- WHAT NEEDS TO BE DONE: Can you copy out the data exactly? Leave the images out.

### MATERIAL PROVIDED ###

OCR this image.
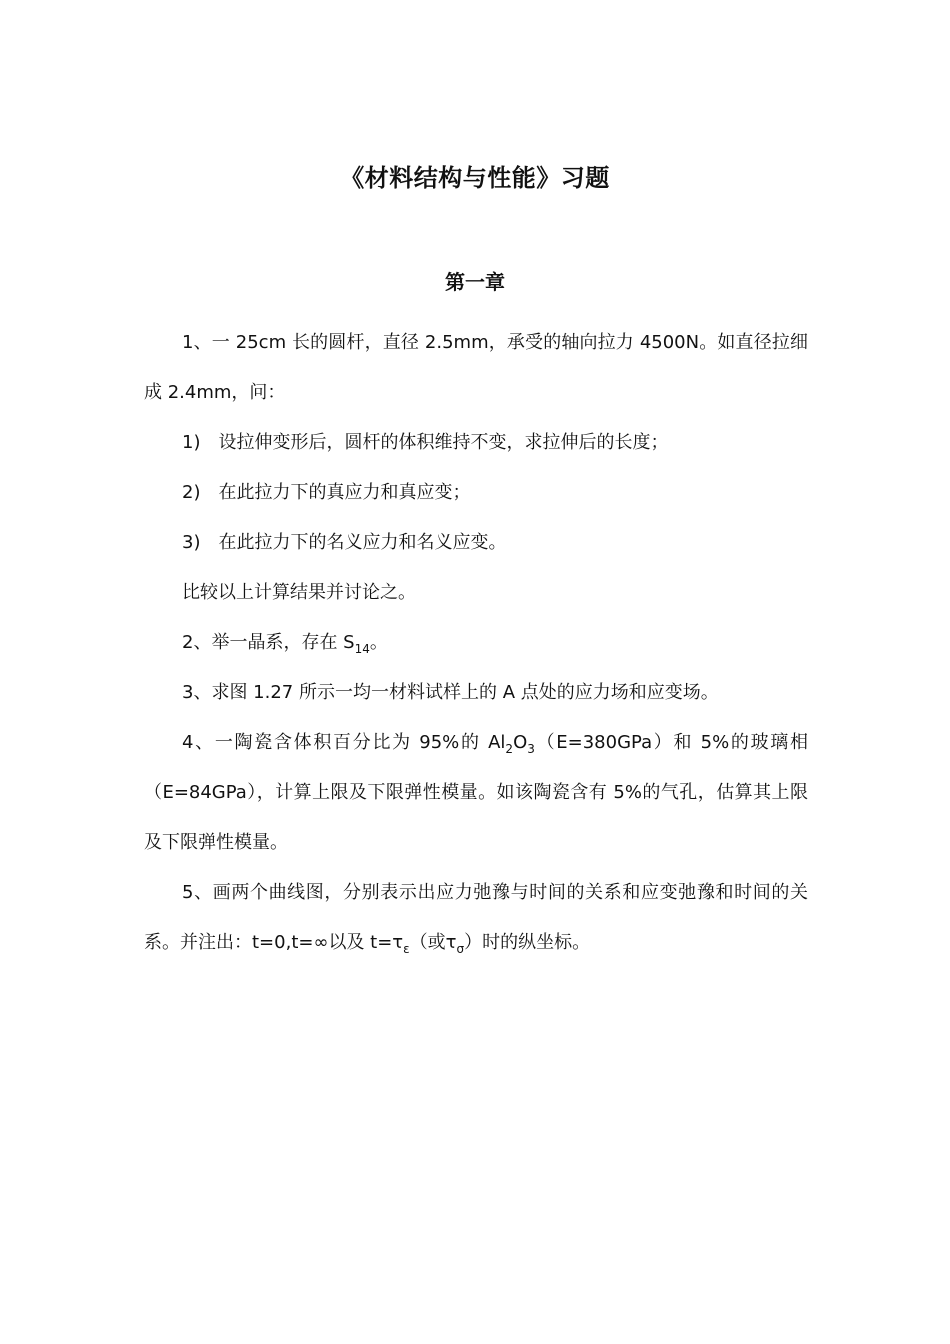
《材料结构与性能》习题
第一章

1、一 25cm 长的圆杆，直径 2.5mm，承受的轴向拉力 4500N。如直径拉细成 2.4mm，问：

1) 设拉伸变形后，圆杆的体积维持不变，求拉伸后的长度；

2) 在此拉力下的真应力和真应变；

3) 在此拉力下的名义应力和名义应变。

比较以上计算结果并讨论之。

2、举一晶系，存在 $S_{14}$。

3、求图 1.27 所示一均一材料试样上的 A 点处的应力场和应变场。

4、一陶瓷含体积百分比为 95%的 $Al_2O_3(E=380GPa)$和 5%的玻璃相（E=84GPa），计算上限及下限弹性模量。如该陶瓷含有 5%的气孔，估算其上限及下限弹性模量。

5、画两个曲线图，分别表示出应力弛豫与时间的关系和应变弛豫和时间的关系。并注出：t=0,t=∞以及 $t=\tau_\varepsilon$（或$\tau_\sigma$）时的纵坐标。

###

- EXERCISE OUTPUT:
OCR this image.
《材料结构与性能》习题
第一章

1、一 25cm 长的圆杆，直径 2.5mm，承受的轴向拉力 4500N。如直径拉细成 2.4mm，问：

1) 设拉伸变形后，圆杆的体积维持不变，求拉伸后的长度；

2) 在此拉力下的真应力和真应变；

3) 在此拉力下的名义应力和名义应变。

比较以上计算结果并讨论之。

2、举一晶系，存在 $S_{14}$。

3、求图 1.27 所示一均一材料试样上的 A 点处的应力场和应变场。

4、一陶瓷含体积百分比为 95%的 $Al_2O_3(E=380GPa)$和 5%的玻璃相（E=84GPa），计算上限及下限弹性模量。如该陶瓷含有 5%的气孔，估算其上限及下限弹性模量。

5、画两个曲线图，分别表示出应力弛豫与时间的关系和应变弛豫和时间的关系。并注出：t=0,t=∞以及 $t=\tau_\varepsilon$（或$\tau_\sigma$）时的纵坐标。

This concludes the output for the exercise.